Rewrite the Sceneline tutorial transcript from "The Sceneline lets" to "next clip here.", substituting "corkboard" for "bulletin board".

▸ PROVIDED PASSAGE
_ _ _ _ _ _ _
Join Jeff Sengstack for an in-depth discussion in this video Adding rearranging and deleting clips in the Sceneline, part of Premiere Elements 8 for Windows Essential Training.
The Sceneline lets you quickly and easily create a basic story structure. It works kind of like a bulletin board. And in fact you take clips from the Project View and pin them up on the Sceneline, then you can rearrange them, insert clips, between clips or remove clips. Let me show you how that works. Here the Sceneline is open. Could have been the Timeline, but we switched to the Sceneline. Open up the Project View and I've got three folders here with files in them already. Let's go to the Golf video clips and take golf-drive1 for example. Drag that down to that little placeholder, where it says Drag next clip here.
Now we've added our first clip to this particular project. Let's play it inside the Monitor panel. (Video playing. Birds chirping.) (Whack! Golf ball being hit.) (Male Speaker: That's going to hook.) Notice it has this little rectangle here that shows you the particular clip, gives the name of it, and then you can scrub through it by dragging this Current Time Indicator. Let's add another clip to it. So I'll go to the bag clip here, drag it down. I have added another clip. We've added another rectangle up here. If I click back and forth and now that rectangle will settle down in the middle, and change to the same relative length as the first one. Even though the clips are different lengths, when they display up here in the Monitor panel, they display as the same length up here. Then I can scrub through that, or play that.
Let's go add one more clip, creek here, drag that one down. I've got a three clip video. If I click 1, click back here, that will settle that next video clip down again in at the same apparent length, but in fact it's a different length in this one and different than that one, but always this little rectangle is the same length. And notice that the Current Time Indicator by default is always at the beginning of the clip that you've just added. You click Play and it will play that particular clip. So now I've added three clips.
I want to insert a clip in the middle of these three guys. Let me go get this golf-cart video. Drag it right down. I'm going to put it between the drive and the bag. I put them in between by simply dragging it on top of the one that I want to put it in front of. So I'll put it in front of the bag clip. Notice how that works. Let's put another one here, drag the fairway one down here. Put it between the bag, and the creek shot. So now I have a five-clip video.
Click on any one of those guys. And it will put the Current Time Indicator at the beginning of that clip and arrange that clip in that little rectangle inside the monitor. I want to delete a clip and that's very simple. I have to select the clip and then press the Delete key and then what will happen is the other clips will slide over to fill that gap. So you never get any black gaps in your video. These guys slide over to accommodate any deleted clip. I can rearrange them very easily. Here you've got the drive, the cart, the fairway. I'm going to take this creek and put it before the fairway, simply by dragging over.
Notice there is a little blue vertical bar to say okay, we are going to put it here in front of the fairway. So that's easy to rearrange clips in the Sceneline. I want to add some audio to it. So let me go grab some audio here. I've got some music that I made using a thing called SmartSound, which is a feature inside Premiere Elements that I talk about in another tutorial. Drag that guy down here to the audio track. There are two audio tracks. One marked with a speaker, one marked with musical notes. Technically speaking they are both equal, but Premiere Elements folks wants you to think that okay, this one in the bottom is for music and this one up here is for narration, but either one works the same way.
_ _ _ _ _ _ _
Saved data entries:

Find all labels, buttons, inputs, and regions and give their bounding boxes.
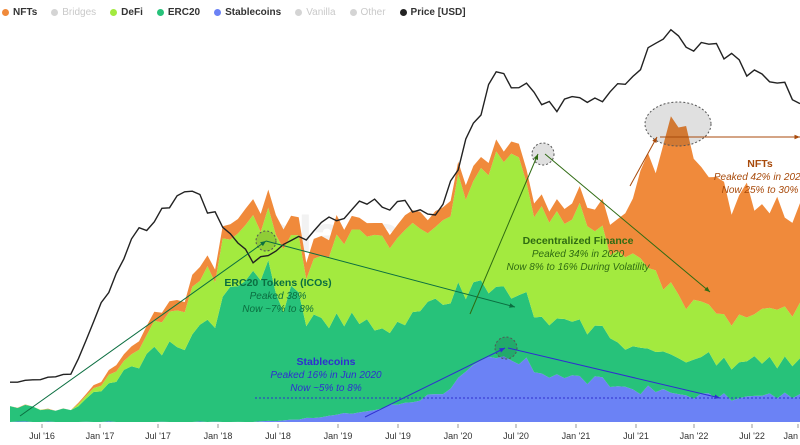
legend-item-nfts[interactable]: NFTs: [2, 7, 37, 18]
annotation-line: Peaked 38%: [250, 291, 307, 302]
legend-dot-icon: [214, 8, 222, 16]
trend-arrow-down: [544, 153, 711, 293]
area-defi: [10, 151, 800, 411]
legend-dot-icon: [399, 8, 407, 16]
peak-marker: [494, 336, 518, 360]
x-tick-label: Jul '22: [739, 431, 765, 441]
legend-label: Bridges: [62, 6, 97, 18]
trend-arrow-up: [19, 240, 267, 417]
annotation-decentralized-finance: Decentralized Finance Peaked 34% in 2020 N…: [469, 142, 711, 315]
stacked-areas: [10, 116, 800, 422]
annotation-nfts: NFTs Peaked 42% in 2021 Now 25% to 30%: [629, 101, 800, 196]
arrowhead-icon: [704, 286, 710, 292]
annotation-line: Now 25% to 30%: [722, 185, 799, 196]
legend-item-price-usd[interactable]: Price [USD]: [399, 6, 466, 18]
x-tick-label: Jan: [783, 431, 798, 441]
x-axis: Jul '16 Jan '17 Jul '17 Jan '18 Jul '18 Jan '…: [29, 424, 799, 441]
x-tick-label: Jan '22: [680, 431, 709, 441]
annotation-title: ERC20 Tokens (ICOs): [224, 277, 331, 289]
chart-area: glassnode ERC20 Tokens (ICOs)Peaked 38%N…: [10, 28, 800, 441]
arrowhead-icon: [652, 137, 657, 143]
peak-marker: [531, 142, 555, 166]
legend-label: Stablecoins: [225, 6, 282, 18]
annotation-line: Peaked 34% in 2020: [532, 249, 625, 260]
annotation-title: Decentralized Finance: [523, 235, 634, 247]
legend-dot-icon: [2, 8, 9, 16]
area-stablecoins: [10, 356, 800, 422]
legend-item-defi[interactable]: DeFi: [110, 7, 143, 18]
trend-arrow-down: [507, 347, 721, 399]
arrowhead-icon: [509, 303, 515, 308]
x-tick-label: Jan '18: [204, 431, 233, 441]
x-tick-label: Jan '19: [324, 431, 353, 441]
price-line: [10, 28, 800, 383]
x-tick-label: Jul '19: [385, 431, 411, 441]
trend-arrow-up: [629, 136, 658, 187]
price-line-layer: [10, 28, 800, 383]
arrowhead-icon: [260, 241, 266, 247]
x-tick-label: Jul '16: [29, 431, 55, 441]
x-tick-label: Jul '17: [145, 431, 171, 441]
x-tick-label: Jan '21: [562, 431, 591, 441]
legend-dot-icon: [110, 8, 118, 16]
area-erc20: [10, 260, 800, 422]
legend-label: Vanilla: [306, 6, 336, 18]
legend-item-vanilla[interactable]: Vanilla: [295, 6, 336, 18]
annotation-title: Stablecoins: [297, 356, 356, 368]
annotation-line: Now ~5% to 8%: [290, 383, 362, 394]
legend-label: Other: [360, 6, 386, 18]
legend-item-stablecoins[interactable]: Stablecoins: [214, 7, 281, 18]
legend-item-erc20[interactable]: ERC20: [156, 6, 201, 18]
annotations: ERC20 Tokens (ICOs) Peaked 38% Now ~7% to …: [19, 101, 800, 418]
arrowhead-icon: [794, 134, 800, 140]
legend-label: ERC20: [167, 6, 201, 18]
annotation-line: Peaked 42% in 2021: [714, 172, 800, 183]
legend-item-other[interactable]: Other: [349, 6, 386, 18]
x-tick-label: Jul '18: [265, 431, 291, 441]
trend-arrow-up: [469, 153, 539, 315]
annotation-erc20-tokens-icos: ERC20 Tokens (ICOs) Peaked 38% Now ~7% to …: [19, 230, 516, 417]
annotation-title: NFTs: [747, 158, 773, 170]
annotation-stablecoins: Stablecoins Peaked 16% in Jun 2020 Now ~5%…: [270, 336, 721, 418]
annotation-line: Peaked 16% in Jun 2020: [270, 370, 382, 381]
legend-dot-icon: [156, 8, 164, 16]
annotation-line: Now ~7% to 8%: [242, 304, 314, 315]
legend-dot-icon: [349, 8, 357, 16]
peak-marker: [644, 101, 712, 147]
arrowhead-icon: [499, 348, 505, 353]
x-tick-label: Jul '20: [503, 431, 529, 441]
legend-dot-icon: [51, 8, 59, 16]
arrowhead-icon: [533, 154, 538, 160]
legend-label: DeFi: [121, 6, 143, 18]
legend: NFTs Bridges DeFi ERC20 Stablecoins Vanilla Ot…: [0, 0, 800, 24]
annotation-line: Now 8% to 16% During Volatility: [506, 262, 650, 273]
x-tick-label: Jan '20: [444, 431, 473, 441]
trend-arrow-up: [364, 347, 506, 418]
trend-arrow-down: [265, 240, 516, 308]
legend-label: Price [USD]: [410, 6, 466, 18]
x-tick-label: Jul '21: [623, 431, 649, 441]
legend-item-bridges[interactable]: Bridges: [51, 7, 96, 18]
legend-dot-icon: [295, 8, 303, 16]
legend-label: NFTs: [13, 6, 38, 18]
x-tick-label: Jan '17: [86, 431, 115, 441]
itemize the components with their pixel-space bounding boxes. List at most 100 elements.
_ _ _ _ _ _ _
▸ SOLVED EXERCISE
The Sceneline lets you quickly and easily create a basic story structure. It works kind of like a corkboard. And in fact you take clips from the Project View and pin them up on the Sceneline, then you can rearrange them, insert clips, between clips or remove clips. Let me show you how that works. Here the Sceneline is open. Could have been the Timeline, but we switched to the Sceneline. Open up the Project View and I've got three folders here with files in them already. Let's go to the Golf video clips and take golf-drive1 for example. Drag that down to that little placeholder, where it says Drag next clip here.